PROMPT: Write out all the material exactly. Leave nothing out.

____________

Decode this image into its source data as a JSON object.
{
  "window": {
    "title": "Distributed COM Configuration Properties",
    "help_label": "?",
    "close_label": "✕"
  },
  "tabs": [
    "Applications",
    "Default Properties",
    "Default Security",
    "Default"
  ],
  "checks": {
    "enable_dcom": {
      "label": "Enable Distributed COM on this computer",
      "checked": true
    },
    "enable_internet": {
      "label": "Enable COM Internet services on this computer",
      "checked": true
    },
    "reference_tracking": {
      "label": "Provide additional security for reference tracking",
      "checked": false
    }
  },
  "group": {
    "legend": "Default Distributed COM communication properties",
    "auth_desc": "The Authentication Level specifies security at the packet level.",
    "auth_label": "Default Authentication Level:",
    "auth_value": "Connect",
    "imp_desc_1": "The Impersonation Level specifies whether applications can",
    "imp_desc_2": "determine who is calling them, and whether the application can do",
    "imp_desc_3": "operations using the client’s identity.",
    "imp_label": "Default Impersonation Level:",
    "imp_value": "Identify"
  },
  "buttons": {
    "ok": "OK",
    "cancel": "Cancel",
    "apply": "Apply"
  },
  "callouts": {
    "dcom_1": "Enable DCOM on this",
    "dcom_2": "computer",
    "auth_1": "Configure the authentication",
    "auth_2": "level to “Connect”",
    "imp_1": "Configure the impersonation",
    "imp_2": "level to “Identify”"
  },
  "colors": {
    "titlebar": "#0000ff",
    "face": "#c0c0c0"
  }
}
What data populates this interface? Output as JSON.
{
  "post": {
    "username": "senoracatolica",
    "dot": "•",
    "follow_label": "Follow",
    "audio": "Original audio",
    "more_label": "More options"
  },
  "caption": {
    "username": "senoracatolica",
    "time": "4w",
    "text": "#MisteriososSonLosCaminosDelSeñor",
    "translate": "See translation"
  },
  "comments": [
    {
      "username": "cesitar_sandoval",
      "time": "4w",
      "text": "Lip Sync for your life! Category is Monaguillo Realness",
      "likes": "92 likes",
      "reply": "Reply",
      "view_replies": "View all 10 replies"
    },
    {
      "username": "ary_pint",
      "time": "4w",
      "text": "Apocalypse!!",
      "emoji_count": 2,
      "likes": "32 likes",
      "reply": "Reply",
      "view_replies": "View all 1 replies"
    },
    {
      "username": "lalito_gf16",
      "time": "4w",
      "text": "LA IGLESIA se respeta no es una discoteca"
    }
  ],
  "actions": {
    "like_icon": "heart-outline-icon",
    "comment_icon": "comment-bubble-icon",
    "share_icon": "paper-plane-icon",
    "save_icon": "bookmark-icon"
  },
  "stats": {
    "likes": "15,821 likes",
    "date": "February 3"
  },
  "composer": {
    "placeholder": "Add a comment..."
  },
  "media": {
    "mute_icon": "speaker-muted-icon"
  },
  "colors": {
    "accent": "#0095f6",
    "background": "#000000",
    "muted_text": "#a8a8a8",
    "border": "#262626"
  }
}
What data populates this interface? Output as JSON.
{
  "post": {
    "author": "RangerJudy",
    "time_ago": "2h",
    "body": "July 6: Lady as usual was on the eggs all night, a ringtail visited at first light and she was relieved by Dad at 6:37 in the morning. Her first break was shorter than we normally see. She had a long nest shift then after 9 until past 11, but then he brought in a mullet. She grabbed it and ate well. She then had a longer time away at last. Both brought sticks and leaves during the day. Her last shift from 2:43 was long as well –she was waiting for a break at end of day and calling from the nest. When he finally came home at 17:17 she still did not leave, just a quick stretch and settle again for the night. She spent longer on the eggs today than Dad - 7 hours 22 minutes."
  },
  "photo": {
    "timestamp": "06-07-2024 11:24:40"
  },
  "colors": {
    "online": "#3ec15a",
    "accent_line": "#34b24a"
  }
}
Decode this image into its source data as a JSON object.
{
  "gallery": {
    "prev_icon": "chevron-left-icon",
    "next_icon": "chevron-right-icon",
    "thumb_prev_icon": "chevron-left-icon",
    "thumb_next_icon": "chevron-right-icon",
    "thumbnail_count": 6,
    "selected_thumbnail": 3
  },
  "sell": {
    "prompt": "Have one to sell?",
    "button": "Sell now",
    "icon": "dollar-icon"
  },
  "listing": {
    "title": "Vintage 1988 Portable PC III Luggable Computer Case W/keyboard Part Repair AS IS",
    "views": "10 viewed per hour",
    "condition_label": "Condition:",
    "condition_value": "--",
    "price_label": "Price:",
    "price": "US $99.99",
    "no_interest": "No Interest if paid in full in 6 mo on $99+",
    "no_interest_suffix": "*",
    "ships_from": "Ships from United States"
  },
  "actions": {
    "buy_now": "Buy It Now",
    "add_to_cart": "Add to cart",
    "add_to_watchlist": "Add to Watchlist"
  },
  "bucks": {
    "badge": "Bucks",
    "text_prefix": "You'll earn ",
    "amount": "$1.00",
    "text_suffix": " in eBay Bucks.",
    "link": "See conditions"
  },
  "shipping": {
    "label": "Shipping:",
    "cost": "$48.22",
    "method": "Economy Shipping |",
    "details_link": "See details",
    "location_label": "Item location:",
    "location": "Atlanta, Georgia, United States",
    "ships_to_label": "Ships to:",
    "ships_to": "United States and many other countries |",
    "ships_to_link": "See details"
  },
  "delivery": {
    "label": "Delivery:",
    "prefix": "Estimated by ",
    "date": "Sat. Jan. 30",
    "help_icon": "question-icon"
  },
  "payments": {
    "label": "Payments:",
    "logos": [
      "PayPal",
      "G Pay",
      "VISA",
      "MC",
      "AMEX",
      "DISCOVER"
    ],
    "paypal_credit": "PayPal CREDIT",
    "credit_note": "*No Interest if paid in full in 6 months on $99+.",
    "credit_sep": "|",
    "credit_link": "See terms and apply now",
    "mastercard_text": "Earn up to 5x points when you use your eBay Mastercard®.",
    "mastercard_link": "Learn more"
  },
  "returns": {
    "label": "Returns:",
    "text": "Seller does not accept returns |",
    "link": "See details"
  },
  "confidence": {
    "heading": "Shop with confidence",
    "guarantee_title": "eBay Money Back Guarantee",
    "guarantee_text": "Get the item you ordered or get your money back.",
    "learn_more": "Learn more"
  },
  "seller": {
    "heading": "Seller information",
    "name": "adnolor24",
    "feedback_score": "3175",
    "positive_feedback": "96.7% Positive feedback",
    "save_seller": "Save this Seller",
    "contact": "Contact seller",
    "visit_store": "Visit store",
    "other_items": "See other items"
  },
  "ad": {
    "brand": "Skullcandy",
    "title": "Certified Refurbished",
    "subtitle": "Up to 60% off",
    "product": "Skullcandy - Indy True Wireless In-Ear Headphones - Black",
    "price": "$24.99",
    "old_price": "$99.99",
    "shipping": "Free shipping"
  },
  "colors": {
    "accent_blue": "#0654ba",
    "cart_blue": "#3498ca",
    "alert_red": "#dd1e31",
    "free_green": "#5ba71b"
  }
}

____________

FINISHED EXERCISE:
Decode this image into its source data as a JSON object.
{
  "window": {
    "title": "Distributed COM Configuration Properties",
    "help_label": "?",
    "close_label": "✕"
  },
  "tabs": [
    "Applications",
    "Default Properties",
    "Default Security",
    "Default"
  ],
  "checks": {
    "enable_dcom": {
      "label": "Enable Distributed COM on this computer",
      "checked": true
    },
    "enable_internet": {
      "label": "Enable COM Internet services on this computer",
      "checked": true
    },
    "reference_tracking": {
      "label": "Provide additional security for reference tracking",
      "checked": false
    }
  },
  "group": {
    "legend": "Default Distributed COM communication properties",
    "auth_desc": "The Authentication Level specifies security at the packet level.",
    "auth_label": "Default Authentication Level:",
    "auth_value": "Connect",
    "imp_desc_1": "The Impersonation Level specifies whether applications can",
    "imp_desc_2": "determine who is calling them, and whether the application can do",
    "imp_desc_3": "operations using the client’s identity.",
    "imp_label": "Default Impersonation Level:",
    "imp_value": "Identify"
  },
  "buttons": {
    "ok": "OK",
    "cancel": "Cancel",
    "apply": "Apply"
  },
  "callouts": {
    "dcom_1": "Enable DCOM on this",
    "dcom_2": "computer",
    "auth_1": "Configure the authentication",
    "auth_2": "level to “Connect”",
    "imp_1": "Configure the impersonation",
    "imp_2": "level to “Identify”"
  },
  "colors": {
    "titlebar": "#0000ff",
    "face": "#c0c0c0"
  }
}
What data populates this interface? Output as JSON.
{
  "post": {
    "username": "senoracatolica",
    "dot": "•",
    "follow_label": "Follow",
    "audio": "Original audio",
    "more_label": "More options"
  },
  "caption": {
    "username": "senoracatolica",
    "time": "4w",
    "text": "#MisteriososSonLosCaminosDelSeñor",
    "translate": "See translation"
  },
  "comments": [
    {
      "username": "cesitar_sandoval",
      "time": "4w",
      "text": "Lip Sync for your life! Category is Monaguillo Realness",
      "likes": "92 likes",
      "reply": "Reply",
      "view_replies": "View all 10 replies"
    },
    {
      "username": "ary_pint",
      "time": "4w",
      "text": "Apocalypse!!",
      "emoji_count": 2,
      "likes": "32 likes",
      "reply": "Reply",
      "view_replies": "View all 1 replies"
    },
    {
      "username": "lalito_gf16",
      "time": "4w",
      "text": "LA IGLESIA se respeta no es una discoteca"
    }
  ],
  "actions": {
    "like_icon": "heart-outline-icon",
    "comment_icon": "comment-bubble-icon",
    "share_icon": "paper-plane-icon",
    "save_icon": "bookmark-icon"
  },
  "stats": {
    "likes": "15,821 likes",
    "date": "February 3"
  },
  "composer": {
    "placeholder": "Add a comment..."
  },
  "media": {
    "mute_icon": "speaker-muted-icon"
  },
  "colors": {
    "accent": "#0095f6",
    "background": "#000000",
    "muted_text": "#a8a8a8",
    "border": "#262626"
  }
}
What data populates this interface? Output as JSON.
{
  "post": {
    "author": "RangerJudy",
    "time_ago": "2h",
    "body": "July 6: Lady as usual was on the eggs all night, a ringtail visited at first light and she was relieved by Dad at 6:37 in the morning. Her first break was shorter than we normally see. She had a long nest shift then after 9 until past 11, but then he brought in a mullet. She grabbed it and ate well. She then had a longer time away at last. Both brought sticks and leaves during the day. Her last shift from 2:43 was long as well –she was waiting for a break at end of day and calling from the nest. When he finally came home at 17:17 she still did not leave, just a quick stretch and settle again for the night. She spent longer on the eggs today than Dad - 7 hours 22 minutes."
  },
  "photo": {
    "timestamp": "06-07-2024 11:24:40"
  },
  "colors": {
    "online": "#3ec15a",
    "accent_line": "#34b24a"
  }
}
Decode this image into its source data as a JSON object.
{
  "gallery": {
    "prev_icon": "chevron-left-icon",
    "next_icon": "chevron-right-icon",
    "thumb_prev_icon": "chevron-left-icon",
    "thumb_next_icon": "chevron-right-icon",
    "thumbnail_count": 6,
    "selected_thumbnail": 3
  },
  "sell": {
    "prompt": "Have one to sell?",
    "button": "Sell now",
    "icon": "dollar-icon"
  },
  "listing": {
    "title": "Vintage 1988 Portable PC III Luggable Computer Case W/keyboard Part Repair AS IS",
    "views": "10 viewed per hour",
    "condition_label": "Condition:",
    "condition_value": "--",
    "price_label": "Price:",
    "price": "US $99.99",
    "no_interest": "No Interest if paid in full in 6 mo on $99+",
    "no_interest_suffix": "*",
    "ships_from": "Ships from United States"
  },
  "actions": {
    "buy_now": "Buy It Now",
    "add_to_cart": "Add to cart",
    "add_to_watchlist": "Add to Watchlist"
  },
  "bucks": {
    "badge": "Bucks",
    "text_prefix": "You'll earn ",
    "amount": "$1.00",
    "text_suffix": " in eBay Bucks.",
    "link": "See conditions"
  },
  "shipping": {
    "label": "Shipping:",
    "cost": "$48.22",
    "method": "Economy Shipping |",
    "details_link": "See details",
    "location_label": "Item location:",
    "location": "Atlanta, Georgia, United States",
    "ships_to_label": "Ships to:",
    "ships_to": "United States and many other countries |",
    "ships_to_link": "See details"
  },
  "delivery": {
    "label": "Delivery:",
    "prefix": "Estimated by ",
    "date": "Sat. Jan. 30",
    "help_icon": "question-icon"
  },
  "payments": {
    "label": "Payments:",
    "logos": [
      "PayPal",
      "G Pay",
      "VISA",
      "MC",
      "AMEX",
      "DISCOVER"
    ],
    "paypal_credit": "PayPal CREDIT",
    "credit_note": "*No Interest if paid in full in 6 months on $99+.",
    "credit_sep": "|",
    "credit_link": "See terms and apply now",
    "mastercard_text": "Earn up to 5x points when you use your eBay Mastercard®.",
    "mastercard_link": "Learn more"
  },
  "returns": {
    "label": "Returns:",
    "text": "Seller does not accept returns |",
    "link": "See details"
  },
  "confidence": {
    "heading": "Shop with confidence",
    "guarantee_title": "eBay Money Back Guarantee",
    "guarantee_text": "Get the item you ordered or get your money back.",
    "learn_more": "Learn more"
  },
  "seller": {
    "heading": "Seller information",
    "name": "adnolor24",
    "feedback_score": "3175",
    "positive_feedback": "96.7% Positive feedback",
    "save_seller": "Save this Seller",
    "contact": "Contact seller",
    "visit_store": "Visit store",
    "other_items": "See other items"
  },
  "ad": {
    "brand": "Skullcandy",
    "title": "Certified Refurbished",
    "subtitle": "Up to 60% off",
    "product": "Skullcandy - Indy True Wireless In-Ear Headphones - Black",
    "price": "$24.99",
    "old_price": "$99.99",
    "shipping": "Free shipping"
  },
  "colors": {
    "accent_blue": "#0654ba",
    "cart_blue": "#3498ca",
    "alert_red": "#dd1e31",
    "free_green": "#5ba71b"
  }
}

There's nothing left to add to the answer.